━━━━━ KUTIPAN TEKS

Mendapat Restu Orangtua Berangkat ke Surabaya


Dengan penuh kasih, ibunya, Indo Empa, mengatakan, “ Anakku. Kalau rencanamu itu sesuai dengan ajaran Islam, silakan. Tapi minta satu hal. Kalau kamu mendengar suara adzan berkumandang di masjid, jangan lupa mendirikan shalat, dan bacalah Surah Al-fatihah sehabis shalat.”




---------

PEDOMAN KARYA
Jumat, 07 Desember 2018


Biografi Sahban Liba (8):


Mendapat Restu Orangtua Berangkat ke Surabaya

Penulis: Hernita Sahban Liba


Sahban akhirnya memutuskan akan memberi tahu kepada kedua orangtua dan kakak-kakaknya bahwa ia akan pergi ke Surabaya untuk mengikuti tes penerimaan calon siswa baru PGAN (Pendidikan Guru Agama Negeri).

Ia yakin akan lulus, karena ia menguasai 100% pelajaran aljabar, pelajaran ilmu ukur, dan pelajaran ilmu alam. Dari tiga mata pelajaran itu saja, Sahban sudah akan mendapat angka 300, apalagi jika ditambahkan lagi nilai dari tes mata pelajaran tulis dan baca Al-qur’an.

Dengan penuh hormat dan sangat berhati-hati, Sahban mengemukakan keinginannya dan memohon izin kepada kedua orangtua dan kakak-kakak. Ia berharap ayahnya, Ambe’ Suba, ibunya, Indo Empa, dan saudara-saudaranya mengizinkannya merantau menuntut ilmu di Surabaya.

Mendengar keinginan Sahban, meskipun diungkapkan dengan sangat sopan dan hati-hati, kedua orangtua dan kakak-kakaknya tetap saja merasa kaget.

Mereka tidak menyangka Sahban akan meninggalkan Kota Makassar dan berencana pergi ke Surabaya, karena Sahban memang belum pernah menyampaikan keinginannya itu, padahal Sahban sudah sekitar dua bulan memikirkannya.

Saat itu bulan Februari, sementara tes atau ujian di Surabaya akan dilaksanakan dua bulan lagi, atau tepatnya pada tanggal 01 April 1954. Pengumuman kelulusan akan disampaikan satu bulan kemudian. Jika ia lulus, maka ia akan langsung masuk asrama pada bulan Oktober 1954.

━━━━━━━━━━
━━━━━ DATA

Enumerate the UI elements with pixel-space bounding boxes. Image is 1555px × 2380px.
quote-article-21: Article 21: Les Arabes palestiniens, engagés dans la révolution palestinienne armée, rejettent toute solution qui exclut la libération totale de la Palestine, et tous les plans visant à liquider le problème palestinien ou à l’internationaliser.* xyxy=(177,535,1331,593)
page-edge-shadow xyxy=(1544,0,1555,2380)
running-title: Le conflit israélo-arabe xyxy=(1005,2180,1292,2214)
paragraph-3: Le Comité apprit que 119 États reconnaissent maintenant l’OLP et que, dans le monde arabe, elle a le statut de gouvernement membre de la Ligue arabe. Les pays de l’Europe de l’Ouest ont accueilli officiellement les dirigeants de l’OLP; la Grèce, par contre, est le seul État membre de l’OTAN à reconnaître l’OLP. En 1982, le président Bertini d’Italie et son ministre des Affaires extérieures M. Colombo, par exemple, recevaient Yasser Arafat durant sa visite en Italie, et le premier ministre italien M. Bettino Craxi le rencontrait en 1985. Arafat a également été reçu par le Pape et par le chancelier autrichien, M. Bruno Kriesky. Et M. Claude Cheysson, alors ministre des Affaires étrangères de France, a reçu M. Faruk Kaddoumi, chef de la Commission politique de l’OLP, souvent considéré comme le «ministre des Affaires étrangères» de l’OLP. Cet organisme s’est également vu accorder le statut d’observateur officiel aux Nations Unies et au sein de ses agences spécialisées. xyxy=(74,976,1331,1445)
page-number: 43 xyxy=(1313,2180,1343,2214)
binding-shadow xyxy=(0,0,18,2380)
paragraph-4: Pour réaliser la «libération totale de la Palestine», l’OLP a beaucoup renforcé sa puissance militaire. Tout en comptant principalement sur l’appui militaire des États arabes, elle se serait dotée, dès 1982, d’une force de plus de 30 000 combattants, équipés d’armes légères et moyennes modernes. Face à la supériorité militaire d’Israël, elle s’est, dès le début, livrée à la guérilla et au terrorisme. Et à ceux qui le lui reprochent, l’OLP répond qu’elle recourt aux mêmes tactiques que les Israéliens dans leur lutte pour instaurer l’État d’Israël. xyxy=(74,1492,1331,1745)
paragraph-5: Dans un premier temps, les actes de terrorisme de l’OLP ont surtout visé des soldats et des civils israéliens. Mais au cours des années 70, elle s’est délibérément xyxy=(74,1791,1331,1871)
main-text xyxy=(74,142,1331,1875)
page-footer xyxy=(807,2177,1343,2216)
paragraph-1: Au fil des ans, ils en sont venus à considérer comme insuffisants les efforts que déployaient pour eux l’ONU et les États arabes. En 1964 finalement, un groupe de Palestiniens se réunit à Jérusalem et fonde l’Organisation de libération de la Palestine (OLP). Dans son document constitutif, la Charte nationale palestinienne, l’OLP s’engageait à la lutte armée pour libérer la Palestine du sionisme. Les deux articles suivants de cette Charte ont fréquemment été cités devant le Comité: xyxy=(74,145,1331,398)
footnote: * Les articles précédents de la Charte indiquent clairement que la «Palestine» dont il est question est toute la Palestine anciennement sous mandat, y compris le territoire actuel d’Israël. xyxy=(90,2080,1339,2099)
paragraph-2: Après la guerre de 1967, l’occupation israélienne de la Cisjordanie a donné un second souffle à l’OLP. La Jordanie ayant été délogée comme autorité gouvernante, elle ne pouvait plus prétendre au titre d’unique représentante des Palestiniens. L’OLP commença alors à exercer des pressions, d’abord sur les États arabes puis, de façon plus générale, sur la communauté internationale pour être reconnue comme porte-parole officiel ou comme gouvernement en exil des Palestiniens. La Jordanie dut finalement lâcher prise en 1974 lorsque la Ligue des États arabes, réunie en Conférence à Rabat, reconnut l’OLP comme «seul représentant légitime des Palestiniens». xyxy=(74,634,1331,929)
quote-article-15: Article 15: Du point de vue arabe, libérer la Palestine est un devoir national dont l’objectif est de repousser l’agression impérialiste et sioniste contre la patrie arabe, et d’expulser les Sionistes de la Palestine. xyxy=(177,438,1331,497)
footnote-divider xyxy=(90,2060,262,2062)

━━━━━━━━━━

## RINCIAN SOAL
Ketik ulang kata demi kata bagian teks biografi Sahban Liba yang diawali dengan "Ia yakin akan" dan ditutup dengan "dua bulan memikirkannya.". Jawablah hanya dengan berpegang pada teks biografi Sahban Liba.

## JAWABAN SOAL
Ia yakin akan lulus, karena ia menguasai 100% pelajaran aljabar, pelajaran ilmu ukur, dan pelajaran ilmu alam. Dari tiga mata pelajaran itu saja, Sahban sudah akan mendapat angka 300, apalagi jika ditambahkan lagi nilai dari tes mata pelajaran tulis dan baca Al-qur’an.

Dengan penuh hormat dan sangat berhati-hati, Sahban mengemukakan keinginannya dan memohon izin kepada kedua orangtua dan kakak-kakak. Ia berharap ayahnya, Ambe’ Suba, ibunya, Indo Empa, dan saudara-saudaranya mengizinkannya merantau menuntut ilmu di Surabaya.

Mendengar keinginan Sahban, meskipun diungkapkan dengan sangat sopan dan hati-hati, kedua orangtua dan kakak-kakaknya tetap saja merasa kaget.

Mereka tidak menyangka Sahban akan meninggalkan Kota Makassar dan berencana pergi ke Surabaya, karena Sahban memang belum pernah menyampaikan keinginannya itu, padahal Sahban sudah sekitar dua bulan memikirkannya.